INSTRUCTIONS FOR THE TASK:
Format the rows starting at the line containing "Patent image size: (1046, 1018)." and ending at the line containing "The pull 47 is at (508, 733)." as a two-column CSV with the headers text and answer. Give one CSV line for each row, putting its text and its answer each in a single quoted field with line breaks replaced by spaces.

(Rows in a dataset)
** begin **

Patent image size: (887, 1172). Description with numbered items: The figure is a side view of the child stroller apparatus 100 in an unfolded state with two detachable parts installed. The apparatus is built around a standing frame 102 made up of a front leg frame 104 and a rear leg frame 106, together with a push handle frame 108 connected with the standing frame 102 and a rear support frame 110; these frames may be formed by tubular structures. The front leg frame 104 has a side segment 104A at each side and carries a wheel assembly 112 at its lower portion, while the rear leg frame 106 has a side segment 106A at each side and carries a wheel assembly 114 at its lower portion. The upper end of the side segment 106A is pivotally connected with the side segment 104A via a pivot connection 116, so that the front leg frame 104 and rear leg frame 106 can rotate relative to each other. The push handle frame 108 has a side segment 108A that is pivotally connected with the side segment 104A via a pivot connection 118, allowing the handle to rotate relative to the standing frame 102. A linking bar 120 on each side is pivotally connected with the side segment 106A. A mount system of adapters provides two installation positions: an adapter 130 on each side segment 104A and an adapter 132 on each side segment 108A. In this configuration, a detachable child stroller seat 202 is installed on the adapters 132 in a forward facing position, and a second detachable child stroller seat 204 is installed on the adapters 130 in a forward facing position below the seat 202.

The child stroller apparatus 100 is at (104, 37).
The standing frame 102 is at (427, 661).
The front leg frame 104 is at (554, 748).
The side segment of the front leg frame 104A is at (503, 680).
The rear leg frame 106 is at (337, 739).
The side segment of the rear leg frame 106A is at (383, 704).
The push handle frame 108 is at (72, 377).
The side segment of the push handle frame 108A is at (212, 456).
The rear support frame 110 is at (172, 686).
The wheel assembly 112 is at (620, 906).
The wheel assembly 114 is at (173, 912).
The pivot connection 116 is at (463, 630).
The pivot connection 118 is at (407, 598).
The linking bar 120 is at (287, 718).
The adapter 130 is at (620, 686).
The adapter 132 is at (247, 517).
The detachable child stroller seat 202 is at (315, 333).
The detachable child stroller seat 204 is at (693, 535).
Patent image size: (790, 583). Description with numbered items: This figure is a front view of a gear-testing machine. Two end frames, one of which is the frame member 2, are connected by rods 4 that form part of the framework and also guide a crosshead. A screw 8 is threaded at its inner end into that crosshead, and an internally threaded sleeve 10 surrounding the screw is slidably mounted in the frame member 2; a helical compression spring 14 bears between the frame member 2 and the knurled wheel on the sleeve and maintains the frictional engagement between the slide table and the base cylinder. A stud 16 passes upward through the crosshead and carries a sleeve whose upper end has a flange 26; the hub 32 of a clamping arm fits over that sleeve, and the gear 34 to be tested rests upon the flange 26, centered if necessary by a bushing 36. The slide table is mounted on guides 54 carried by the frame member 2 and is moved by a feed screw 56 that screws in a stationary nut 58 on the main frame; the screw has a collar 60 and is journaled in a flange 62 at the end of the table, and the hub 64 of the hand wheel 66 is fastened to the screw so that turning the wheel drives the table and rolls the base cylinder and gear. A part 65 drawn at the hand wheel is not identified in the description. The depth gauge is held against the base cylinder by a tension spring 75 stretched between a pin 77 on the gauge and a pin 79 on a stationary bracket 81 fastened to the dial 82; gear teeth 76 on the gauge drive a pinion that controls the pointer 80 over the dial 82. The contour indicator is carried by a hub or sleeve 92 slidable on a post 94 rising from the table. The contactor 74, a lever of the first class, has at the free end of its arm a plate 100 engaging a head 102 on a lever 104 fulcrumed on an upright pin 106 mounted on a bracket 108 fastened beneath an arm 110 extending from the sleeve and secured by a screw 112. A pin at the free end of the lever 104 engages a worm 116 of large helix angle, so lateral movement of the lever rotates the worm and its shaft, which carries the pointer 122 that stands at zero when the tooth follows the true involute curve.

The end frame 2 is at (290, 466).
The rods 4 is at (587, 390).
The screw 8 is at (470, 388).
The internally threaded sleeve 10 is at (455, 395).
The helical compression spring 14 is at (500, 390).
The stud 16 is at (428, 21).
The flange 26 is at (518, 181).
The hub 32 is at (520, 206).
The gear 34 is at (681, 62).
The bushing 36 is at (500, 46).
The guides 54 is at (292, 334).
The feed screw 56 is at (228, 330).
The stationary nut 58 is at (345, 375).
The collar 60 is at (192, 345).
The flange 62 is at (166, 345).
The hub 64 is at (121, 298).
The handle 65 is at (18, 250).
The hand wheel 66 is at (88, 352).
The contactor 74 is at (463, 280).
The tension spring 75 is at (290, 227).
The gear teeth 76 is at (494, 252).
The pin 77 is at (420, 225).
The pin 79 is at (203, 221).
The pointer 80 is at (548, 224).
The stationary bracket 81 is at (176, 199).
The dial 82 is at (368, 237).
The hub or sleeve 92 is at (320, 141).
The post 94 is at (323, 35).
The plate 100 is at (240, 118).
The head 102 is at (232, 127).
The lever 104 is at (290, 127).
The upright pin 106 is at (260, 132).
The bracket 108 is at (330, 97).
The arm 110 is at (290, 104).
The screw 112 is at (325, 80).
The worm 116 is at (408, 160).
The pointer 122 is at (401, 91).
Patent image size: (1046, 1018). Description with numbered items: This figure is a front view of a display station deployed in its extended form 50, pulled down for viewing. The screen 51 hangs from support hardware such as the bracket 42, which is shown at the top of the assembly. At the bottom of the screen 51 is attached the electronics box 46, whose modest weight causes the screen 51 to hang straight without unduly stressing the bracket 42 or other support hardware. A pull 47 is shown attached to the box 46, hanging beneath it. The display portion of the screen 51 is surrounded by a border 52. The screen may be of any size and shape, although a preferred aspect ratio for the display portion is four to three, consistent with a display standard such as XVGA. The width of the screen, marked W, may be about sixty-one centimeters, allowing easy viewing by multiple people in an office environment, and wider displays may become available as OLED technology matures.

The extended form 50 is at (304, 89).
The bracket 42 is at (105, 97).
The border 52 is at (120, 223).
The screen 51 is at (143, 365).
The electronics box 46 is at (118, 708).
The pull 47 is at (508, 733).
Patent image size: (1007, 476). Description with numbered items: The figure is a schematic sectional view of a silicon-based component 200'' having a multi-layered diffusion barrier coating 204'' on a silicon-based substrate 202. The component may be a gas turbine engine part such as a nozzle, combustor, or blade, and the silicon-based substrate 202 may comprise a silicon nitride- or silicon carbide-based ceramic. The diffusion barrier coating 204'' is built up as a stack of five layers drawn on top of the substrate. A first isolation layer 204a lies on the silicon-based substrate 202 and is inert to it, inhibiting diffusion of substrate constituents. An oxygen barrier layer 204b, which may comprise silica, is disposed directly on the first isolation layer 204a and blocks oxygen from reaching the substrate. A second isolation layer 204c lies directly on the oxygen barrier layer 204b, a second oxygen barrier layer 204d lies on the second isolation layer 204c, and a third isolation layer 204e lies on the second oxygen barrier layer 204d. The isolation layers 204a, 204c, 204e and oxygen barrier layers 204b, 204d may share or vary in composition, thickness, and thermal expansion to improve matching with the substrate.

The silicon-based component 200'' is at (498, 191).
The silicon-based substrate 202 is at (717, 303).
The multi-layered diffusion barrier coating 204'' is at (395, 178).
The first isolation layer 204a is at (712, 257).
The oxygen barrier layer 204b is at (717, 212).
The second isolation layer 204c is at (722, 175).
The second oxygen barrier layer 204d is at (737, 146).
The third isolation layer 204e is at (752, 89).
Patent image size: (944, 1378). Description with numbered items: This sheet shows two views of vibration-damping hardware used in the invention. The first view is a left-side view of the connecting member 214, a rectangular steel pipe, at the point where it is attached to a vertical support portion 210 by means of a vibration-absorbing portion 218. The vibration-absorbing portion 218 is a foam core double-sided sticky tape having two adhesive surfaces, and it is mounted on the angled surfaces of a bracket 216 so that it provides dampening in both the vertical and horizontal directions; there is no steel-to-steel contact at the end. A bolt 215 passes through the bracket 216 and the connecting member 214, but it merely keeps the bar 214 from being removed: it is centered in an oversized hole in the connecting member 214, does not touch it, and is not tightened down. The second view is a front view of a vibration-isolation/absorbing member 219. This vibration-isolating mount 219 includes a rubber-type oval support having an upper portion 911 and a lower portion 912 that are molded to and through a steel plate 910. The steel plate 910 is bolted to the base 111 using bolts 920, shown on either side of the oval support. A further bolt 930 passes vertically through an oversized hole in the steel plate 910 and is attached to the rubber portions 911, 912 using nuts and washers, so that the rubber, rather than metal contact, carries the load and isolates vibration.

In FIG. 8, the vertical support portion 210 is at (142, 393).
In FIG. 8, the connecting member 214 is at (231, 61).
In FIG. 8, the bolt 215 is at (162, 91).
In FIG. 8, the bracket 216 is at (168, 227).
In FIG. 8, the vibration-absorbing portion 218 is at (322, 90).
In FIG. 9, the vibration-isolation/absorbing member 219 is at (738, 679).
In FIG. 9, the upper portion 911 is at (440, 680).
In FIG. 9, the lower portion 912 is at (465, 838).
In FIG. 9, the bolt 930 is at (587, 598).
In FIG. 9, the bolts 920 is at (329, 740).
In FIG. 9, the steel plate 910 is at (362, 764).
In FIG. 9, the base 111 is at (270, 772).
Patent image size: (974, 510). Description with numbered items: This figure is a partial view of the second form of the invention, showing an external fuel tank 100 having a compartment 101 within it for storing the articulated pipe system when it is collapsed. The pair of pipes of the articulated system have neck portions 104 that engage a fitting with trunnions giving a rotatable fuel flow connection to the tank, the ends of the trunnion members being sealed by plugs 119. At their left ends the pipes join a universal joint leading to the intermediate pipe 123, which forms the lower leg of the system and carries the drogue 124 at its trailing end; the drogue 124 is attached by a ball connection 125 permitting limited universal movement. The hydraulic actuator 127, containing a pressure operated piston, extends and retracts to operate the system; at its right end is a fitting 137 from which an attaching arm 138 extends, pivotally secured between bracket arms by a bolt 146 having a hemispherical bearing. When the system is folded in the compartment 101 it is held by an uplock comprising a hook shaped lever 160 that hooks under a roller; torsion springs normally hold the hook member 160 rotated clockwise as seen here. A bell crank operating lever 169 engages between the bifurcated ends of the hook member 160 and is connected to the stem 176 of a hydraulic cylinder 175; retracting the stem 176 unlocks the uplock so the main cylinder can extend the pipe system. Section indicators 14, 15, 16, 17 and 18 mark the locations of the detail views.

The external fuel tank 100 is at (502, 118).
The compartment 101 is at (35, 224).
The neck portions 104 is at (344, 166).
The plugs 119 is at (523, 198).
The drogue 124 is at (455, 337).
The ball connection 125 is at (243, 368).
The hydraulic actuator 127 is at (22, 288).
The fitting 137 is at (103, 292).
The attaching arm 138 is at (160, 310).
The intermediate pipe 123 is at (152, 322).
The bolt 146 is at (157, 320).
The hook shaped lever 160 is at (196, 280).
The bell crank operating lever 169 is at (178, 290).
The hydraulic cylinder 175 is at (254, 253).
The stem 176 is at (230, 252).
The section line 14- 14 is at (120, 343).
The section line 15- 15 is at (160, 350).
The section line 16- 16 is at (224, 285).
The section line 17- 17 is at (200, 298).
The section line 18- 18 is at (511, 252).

** end **

EXPECTED OUTPUT:
text,answer
"Patent image size: (1046, 1018). Description with numbered items: This figure is a front view of a display station deployed in its extended form 50, pulled down for viewing. The screen 51 hangs from support hardware such as the bracket 42, which is shown at the top of the assembly. At the bottom of the screen 51 is attached the electronics box 46, whose modest weight causes the screen 51 to hang straight without unduly stressing the bracket 42 or other support hardware. A pull 47 is shown attached to the box 46, hanging beneath it. The display portion of the screen 51 is surrounded by a border 52. The screen may be of any size and shape, although a preferred aspect ratio for the display portion is four to three, consistent with a display standard such as XVGA. The width of the screen, marked W, may be about sixty-one centimeters, allowing easy viewing by multiple people in an office environment, and wider displays may become available as OLED technology matures.","The extended form 50 is at (304, 89). The bracket 42 is at (105, 97). The border 52 is at (120, 223). The screen 51 is at (143, 365). The electronics box 46 is at (118, 708). The pull 47 is at (508, 733)."